All the data must come back unchanged, except that pictures are left out.

▸ **A block of data**
+--

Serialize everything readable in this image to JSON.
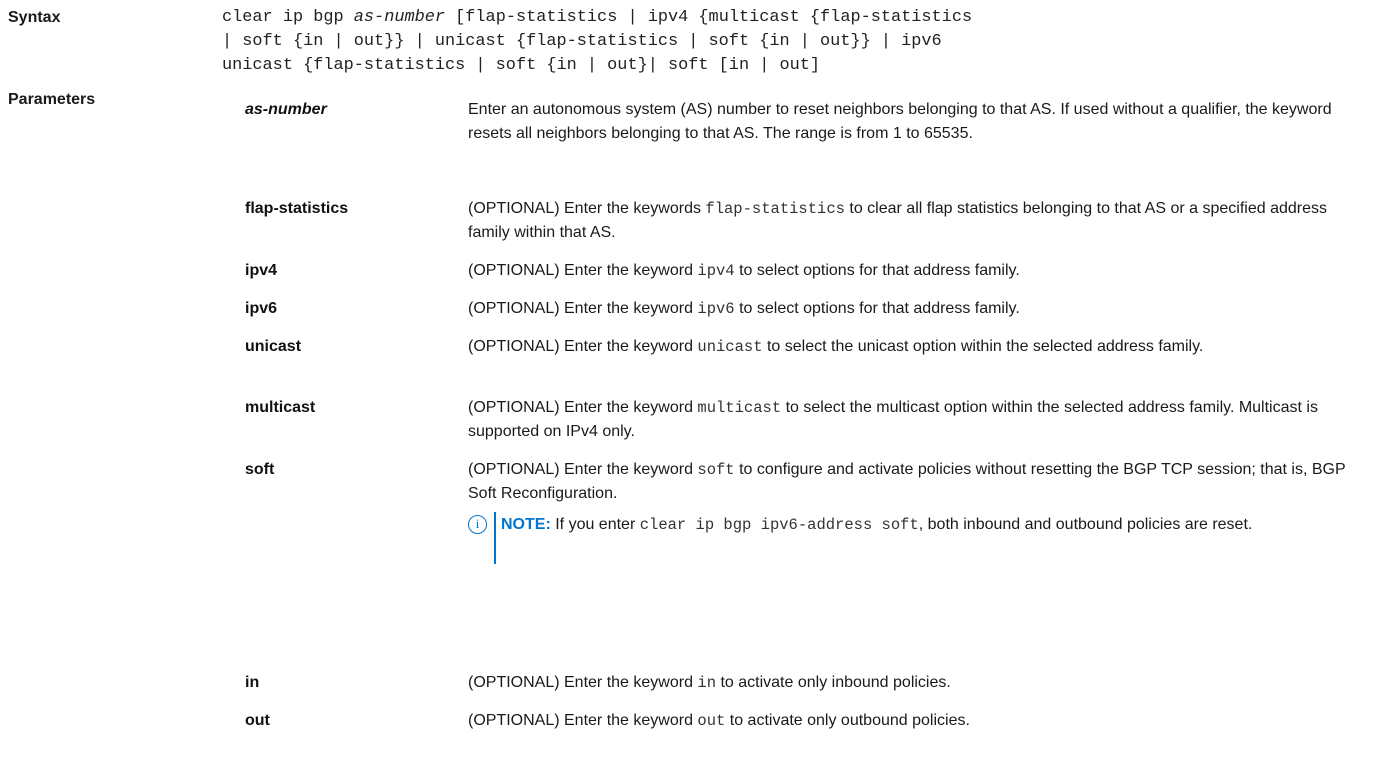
{
  "syntax": {
    "label": "Syntax",
    "line1_a": "clear ip bgp ",
    "line1_arg": "as-number",
    "line1_b": " [flap-statistics | ipv4 {multicast {flap-statistics",
    "line2": "| soft {in | out}} | unicast {flap-statistics | soft {in | out}} | ipv6",
    "line3": "unicast {flap-statistics | soft {in | out}| soft [in | out]"
  },
  "parameters": {
    "label": "Parameters",
    "items": [
      {
        "name": "as-number",
        "desc": "Enter an autonomous system (AS) number to reset neighbors belonging to that AS. If used without a qualifier, the keyword resets all neighbors belonging to that AS. The range is from 1 to 65535."
      },
      {
        "name": "flap-statistics",
        "desc_pre": "(OPTIONAL) Enter the keywords ",
        "desc_code": "flap-statistics",
        "desc_post": " to clear all flap statistics belonging to that AS or a specified address family within that AS."
      },
      {
        "name": "ipv4",
        "desc_pre": "(OPTIONAL) Enter the keyword ",
        "desc_code": "ipv4",
        "desc_post": " to select options for that address family."
      },
      {
        "name": "ipv6",
        "desc_pre": "(OPTIONAL) Enter the keyword ",
        "desc_code": "ipv6",
        "desc_post": " to select options for that address family."
      },
      {
        "name": "unicast",
        "desc_pre": "(OPTIONAL) Enter the keyword ",
        "desc_code": "unicast",
        "desc_post": " to select the unicast option within the selected address family."
      },
      {
        "name": "multicast",
        "desc_pre": "(OPTIONAL) Enter the keyword ",
        "desc_code": "multicast",
        "desc_post": " to select the multicast option within the selected address family. Multicast is supported on IPv4 only."
      },
      {
        "name": "soft",
        "desc_pre": "(OPTIONAL) Enter the keyword ",
        "desc_code": "soft",
        "desc_post": " to configure and activate policies without resetting the BGP TCP session; that is, BGP Soft Reconfiguration.",
        "note": {
          "label": "NOTE:",
          "pre": " If you enter ",
          "code": "clear ip bgp ipv6-address soft",
          "post": ", both inbound and outbound policies are reset."
        }
      },
      {
        "name": "in",
        "desc_pre": "(OPTIONAL) Enter the keyword ",
        "desc_code": "in",
        "desc_post": " to activate only inbound policies."
      },
      {
        "name": "out",
        "desc_pre": "(OPTIONAL) Enter the keyword ",
        "desc_code": "out",
        "desc_post": " to activate only outbound policies."
      }
    ]
  },
  "colors": {
    "accent": "#0076ce",
    "text": "#1a1a1a"
  },
  "icons": {
    "note": "info-icon"
  }
}
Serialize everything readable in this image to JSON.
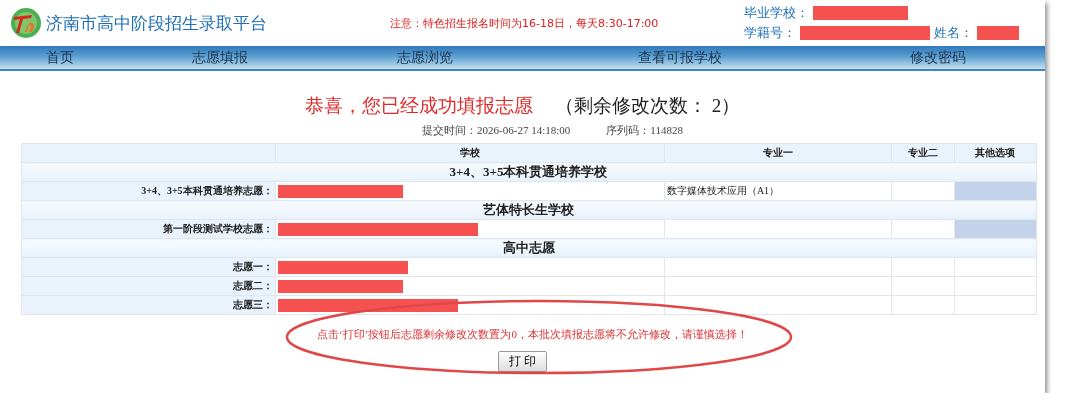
{
  "header": {
    "title": "济南市高中阶段招生录取平台",
    "notice": "注意：特色招生报名时间为16-18日，每天8:30-17:00",
    "student_lines": [
      [
        {
          "label": "毕业学校：",
          "redacted": true
        }
      ],
      [
        {
          "label": "学籍号：",
          "redacted": true
        },
        {
          "label": "姓名：",
          "redacted": true
        }
      ]
    ]
  },
  "nav": {
    "items": [
      "首页",
      "志愿填报",
      "志愿浏览",
      "查看可报学校",
      "修改密码"
    ]
  },
  "result": {
    "heading": "恭喜，您已经成功填报志愿",
    "remaining": "（剩余修改次数： 2）",
    "submit_time": "提交时间：2026-06-27 14:18:00",
    "serial": "序列码：114828",
    "table": {
      "columns": [
        "学校",
        "专业一",
        "专业二",
        "其他选项"
      ],
      "rows": [
        {
          "kind": "group",
          "title": "3+4、3+5本科贯通培养学校"
        },
        {
          "kind": "choice",
          "label": "3+4、3+5本科贯通培养志愿：",
          "school_redacted": true,
          "major_1": "数字媒体技术应用（A1）",
          "other_disabled": true
        },
        {
          "kind": "group",
          "title": "艺体特长生学校"
        },
        {
          "kind": "choice",
          "label": "第一阶段测试学校志愿：",
          "school_redacted": true,
          "other_disabled": true
        },
        {
          "kind": "group",
          "title": "高中志愿"
        },
        {
          "kind": "choice",
          "label": "志愿一：",
          "school_redacted": true,
          "other_disabled": false
        },
        {
          "kind": "choice",
          "label": "志愿二：",
          "school_redacted": true,
          "other_disabled": false
        },
        {
          "kind": "choice",
          "label": "志愿三：",
          "school_redacted": true,
          "other_disabled": false
        }
      ]
    },
    "warning": "点击‘打印’按钮后志愿剩余修改次数置为0，本批次填报志愿将不允许修改，请谨慎选择！",
    "print_button": "打 印",
    "annotation_circled": true
  }
}
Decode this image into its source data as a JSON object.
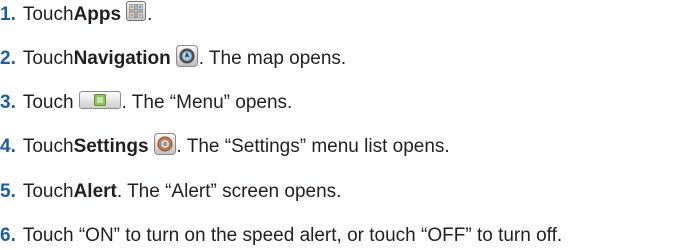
{
  "steps": [
    {
      "number": "1.",
      "text_before": "Touch ",
      "bold": "Apps",
      "text_after": "."
    },
    {
      "number": "2.",
      "text_before": "Touch ",
      "bold": "Navigation",
      "text_after": ". The map opens."
    },
    {
      "number": "3.",
      "text_before": "Touch ",
      "text_after": ". The “Menu” opens."
    },
    {
      "number": "4.",
      "text_before": "Touch ",
      "bold": "Settings",
      "text_after": ". The “Settings” menu list opens."
    },
    {
      "number": "5.",
      "text_before": "Touch ",
      "bold": "Alert",
      "text_after": ". The “Alert” screen opens."
    },
    {
      "number": "6.",
      "text_before": "Touch “ON” to turn on the speed alert, or touch “OFF” to turn off."
    }
  ],
  "icons": {
    "step1": "apps-icon",
    "step2": "navigation-icon",
    "step3": "menu-button-icon",
    "step4": "settings-icon"
  },
  "colors": {
    "step_number": "#1b5ea8",
    "text": "#231f20"
  }
}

+--

▸ **WRITTEN SOLUTION**
Serialize everything readable in this image to JSON.
{
  "syntax": {
    "label": "Syntax",
    "line1_a": "clear ip bgp ",
    "line1_arg": "as-number",
    "line1_b": " [flap-statistics | ipv4 {multicast {flap-statistics",
    "line2": "| soft {in | out}} | unicast {flap-statistics | soft {in | out}} | ipv6",
    "line3": "unicast {flap-statistics | soft {in | out}| soft [in | out]"
  },
  "parameters": {
    "label": "Parameters",
    "items": [
      {
        "name": "as-number",
        "desc": "Enter an autonomous system (AS) number to reset neighbors belonging to that AS. If used without a qualifier, the keyword resets all neighbors belonging to that AS. The range is from 1 to 65535."
      },
      {
        "name": "flap-statistics",
        "desc_pre": "(OPTIONAL) Enter the keywords ",
        "desc_code": "flap-statistics",
        "desc_post": " to clear all flap statistics belonging to that AS or a specified address family within that AS."
      },
      {
        "name": "ipv4",
        "desc_pre": "(OPTIONAL) Enter the keyword ",
        "desc_code": "ipv4",
        "desc_post": " to select options for that address family."
      },
      {
        "name": "ipv6",
        "desc_pre": "(OPTIONAL) Enter the keyword ",
        "desc_code": "ipv6",
        "desc_post": " to select options for that address family."
      },
      {
        "name": "unicast",
        "desc_pre": "(OPTIONAL) Enter the keyword ",
        "desc_code": "unicast",
        "desc_post": " to select the unicast option within the selected address family."
      },
      {
        "name": "multicast",
        "desc_pre": "(OPTIONAL) Enter the keyword ",
        "desc_code": "multicast",
        "desc_post": " to select the multicast option within the selected address family. Multicast is supported on IPv4 only."
      },
      {
        "name": "soft",
        "desc_pre": "(OPTIONAL) Enter the keyword ",
        "desc_code": "soft",
        "desc_post": " to configure and activate policies without resetting the BGP TCP session; that is, BGP Soft Reconfiguration.",
        "note": {
          "label": "NOTE:",
          "pre": " If you enter ",
          "code": "clear ip bgp ipv6-address soft",
          "post": ", both inbound and outbound policies are reset."
        }
      },
      {
        "name": "in",
        "desc_pre": "(OPTIONAL) Enter the keyword ",
        "desc_code": "in",
        "desc_post": " to activate only inbound policies."
      },
      {
        "name": "out",
        "desc_pre": "(OPTIONAL) Enter the keyword ",
        "desc_code": "out",
        "desc_post": " to activate only outbound policies."
      }
    ]
  },
  "colors": {
    "accent": "#0076ce",
    "text": "#1a1a1a"
  },
  "icons": {
    "note": "info-icon"
  }
}
Serialize everything readable in this image to JSON.
{
  "header": {
    "title": "济南市高中阶段招生录取平台",
    "notice": "注意：特色招生报名时间为16-18日，每天8:30-17:00",
    "student_lines": [
      [
        {
          "label": "毕业学校：",
          "redacted": true
        }
      ],
      [
        {
          "label": "学籍号：",
          "redacted": true
        },
        {
          "label": "姓名：",
          "redacted": true
        }
      ]
    ]
  },
  "nav": {
    "items": [
      "首页",
      "志愿填报",
      "志愿浏览",
      "查看可报学校",
      "修改密码"
    ]
  },
  "result": {
    "heading": "恭喜，您已经成功填报志愿",
    "remaining": "（剩余修改次数： 2）",
    "submit_time": "提交时间：2026-06-27 14:18:00",
    "serial": "序列码：114828",
    "table": {
      "columns": [
        "学校",
        "专业一",
        "专业二",
        "其他选项"
      ],
      "rows": [
        {
          "kind": "group",
          "title": "3+4、3+5本科贯通培养学校"
        },
        {
          "kind": "choice",
          "label": "3+4、3+5本科贯通培养志愿：",
          "school_redacted": true,
          "major_1": "数字媒体技术应用（A1）",
          "other_disabled": true
        },
        {
          "kind": "group",
          "title": "艺体特长生学校"
        },
        {
          "kind": "choice",
          "label": "第一阶段测试学校志愿：",
          "school_redacted": true,
          "other_disabled": true
        },
        {
          "kind": "group",
          "title": "高中志愿"
        },
        {
          "kind": "choice",
          "label": "志愿一：",
          "school_redacted": true,
          "other_disabled": false
        },
        {
          "kind": "choice",
          "label": "志愿二：",
          "school_redacted": true,
          "other_disabled": false
        },
        {
          "kind": "choice",
          "label": "志愿三：",
          "school_redacted": true,
          "other_disabled": false
        }
      ]
    },
    "warning": "点击‘打印’按钮后志愿剩余修改次数置为0，本批次填报志愿将不允许修改，请谨慎选择！",
    "print_button": "打 印",
    "annotation_circled": true
  }
}
Decode this image into its source data as a JSON object.
{
  "steps": [
    {
      "number": "1.",
      "text_before": "Touch ",
      "bold": "Apps",
      "text_after": "."
    },
    {
      "number": "2.",
      "text_before": "Touch ",
      "bold": "Navigation",
      "text_after": ". The map opens."
    },
    {
      "number": "3.",
      "text_before": "Touch ",
      "text_after": ". The “Menu” opens."
    },
    {
      "number": "4.",
      "text_before": "Touch ",
      "bold": "Settings",
      "text_after": ". The “Settings” menu list opens."
    },
    {
      "number": "5.",
      "text_before": "Touch ",
      "bold": "Alert",
      "text_after": ". The “Alert” screen opens."
    },
    {
      "number": "6.",
      "text_before": "Touch “ON” to turn on the speed alert, or touch “OFF” to turn off."
    }
  ],
  "icons": {
    "step1": "apps-icon",
    "step2": "navigation-icon",
    "step3": "menu-button-icon",
    "step4": "settings-icon"
  },
  "colors": {
    "step_number": "#1b5ea8",
    "text": "#231f20"
  }
}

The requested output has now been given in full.